-- Begin --

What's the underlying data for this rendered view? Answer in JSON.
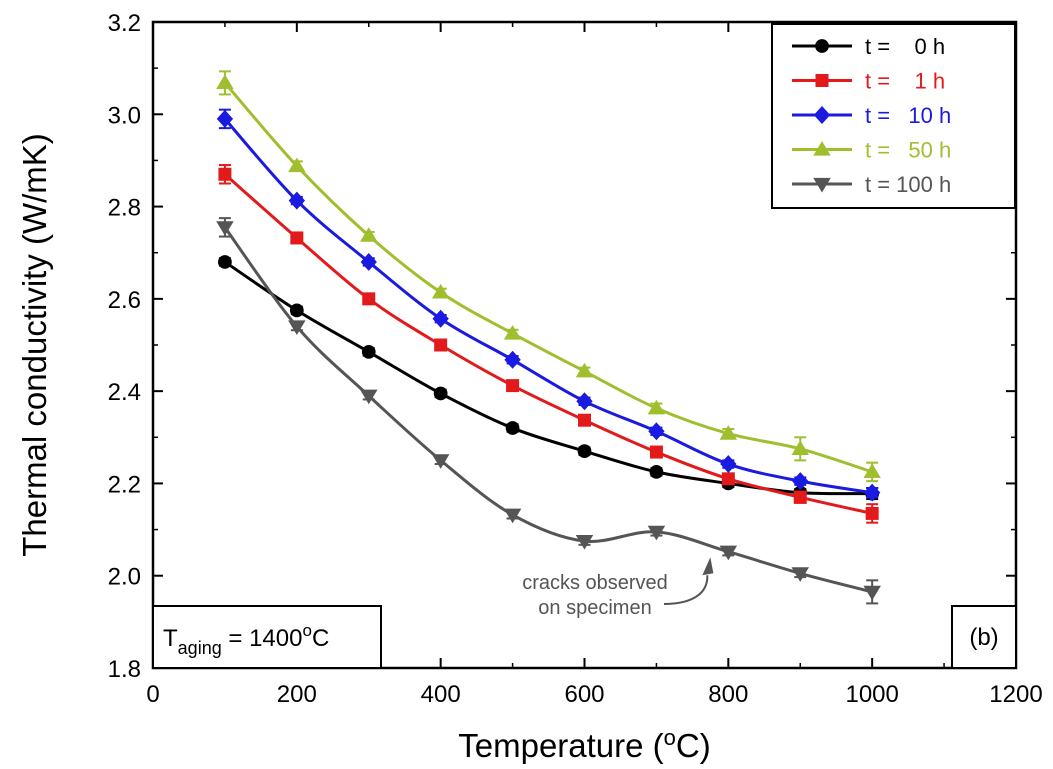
{
  "chart_data": {
    "type": "line",
    "xlabel": "Temperature (",
    "xlabel_sup": "o",
    "xlabel_tail": "C)",
    "ylabel": "Thermal conductivity (W/mK)",
    "xlim": [
      0,
      1200
    ],
    "ylim": [
      1.8,
      3.2
    ],
    "x_ticks": [
      0,
      200,
      400,
      600,
      800,
      1000,
      1200
    ],
    "y_ticks": [
      1.8,
      2.0,
      2.2,
      2.4,
      2.6,
      2.8,
      3.0,
      3.2
    ],
    "x_tick_labels": [
      "0",
      "200",
      "400",
      "600",
      "800",
      "1000",
      "1200"
    ],
    "y_tick_labels": [
      "1.8",
      "2.0",
      "2.2",
      "2.4",
      "2.6",
      "2.8",
      "3.0",
      "3.2"
    ],
    "legend_position": "top-right",
    "series": [
      {
        "name": "t =    0 h",
        "color": "#000000",
        "marker": "circle",
        "x": [
          100,
          200,
          300,
          400,
          500,
          600,
          700,
          800,
          900,
          1000
        ],
        "y": [
          2.68,
          2.575,
          2.485,
          2.395,
          2.32,
          2.27,
          2.225,
          2.2,
          2.18,
          2.178
        ],
        "err": [
          0.008,
          0.008,
          0.008,
          0.008,
          0.008,
          0.008,
          0.008,
          0.008,
          0.008,
          0.012
        ]
      },
      {
        "name": "t =    1 h",
        "color": "#e31a1c",
        "marker": "square",
        "x": [
          100,
          200,
          300,
          400,
          500,
          600,
          700,
          800,
          900,
          1000
        ],
        "y": [
          2.87,
          2.732,
          2.6,
          2.5,
          2.412,
          2.337,
          2.268,
          2.21,
          2.17,
          2.135
        ],
        "err": [
          0.02,
          0.008,
          0.008,
          0.008,
          0.008,
          0.008,
          0.008,
          0.008,
          0.012,
          0.02
        ]
      },
      {
        "name": "t =   10 h",
        "color": "#1a1ae0",
        "marker": "diamond",
        "x": [
          100,
          200,
          300,
          400,
          500,
          600,
          700,
          800,
          900,
          1000
        ],
        "y": [
          2.99,
          2.813,
          2.68,
          2.557,
          2.468,
          2.378,
          2.313,
          2.242,
          2.205,
          2.18
        ],
        "err": [
          0.02,
          0.008,
          0.008,
          0.008,
          0.008,
          0.008,
          0.008,
          0.008,
          0.008,
          0.01
        ]
      },
      {
        "name": "t =   50 h",
        "color": "#9fbf2f",
        "marker": "triangle-up",
        "x": [
          100,
          200,
          300,
          400,
          500,
          600,
          700,
          800,
          900,
          1000
        ],
        "y": [
          3.068,
          2.888,
          2.737,
          2.614,
          2.525,
          2.443,
          2.363,
          2.308,
          2.275,
          2.225
        ],
        "err": [
          0.025,
          0.01,
          0.008,
          0.008,
          0.008,
          0.008,
          0.01,
          0.01,
          0.025,
          0.02
        ]
      },
      {
        "name": "t = 100 h",
        "color": "#555555",
        "marker": "triangle-down",
        "x": [
          100,
          200,
          300,
          400,
          500,
          600,
          700,
          800,
          900,
          1000
        ],
        "y": [
          2.755,
          2.54,
          2.39,
          2.25,
          2.132,
          2.075,
          2.095,
          2.052,
          2.005,
          1.965
        ],
        "err": [
          0.02,
          0.008,
          0.008,
          0.008,
          0.008,
          0.008,
          0.008,
          0.008,
          0.008,
          0.025
        ]
      }
    ],
    "annotations": {
      "cracks_line1": "cracks observed",
      "cracks_line2": "on specimen",
      "cracks_arrow_target": {
        "x": 775,
        "y": 2.04
      },
      "aging_prefix": "T",
      "aging_sub": "aging",
      "aging_eq": " = 1400",
      "aging_sup": "o",
      "aging_tail": "C",
      "panel_label": "(b)"
    }
  }
}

-- End --

Given instruction: In the listing above, how many lines hold the word "color"? Give the number and nothing more.

Written response: 5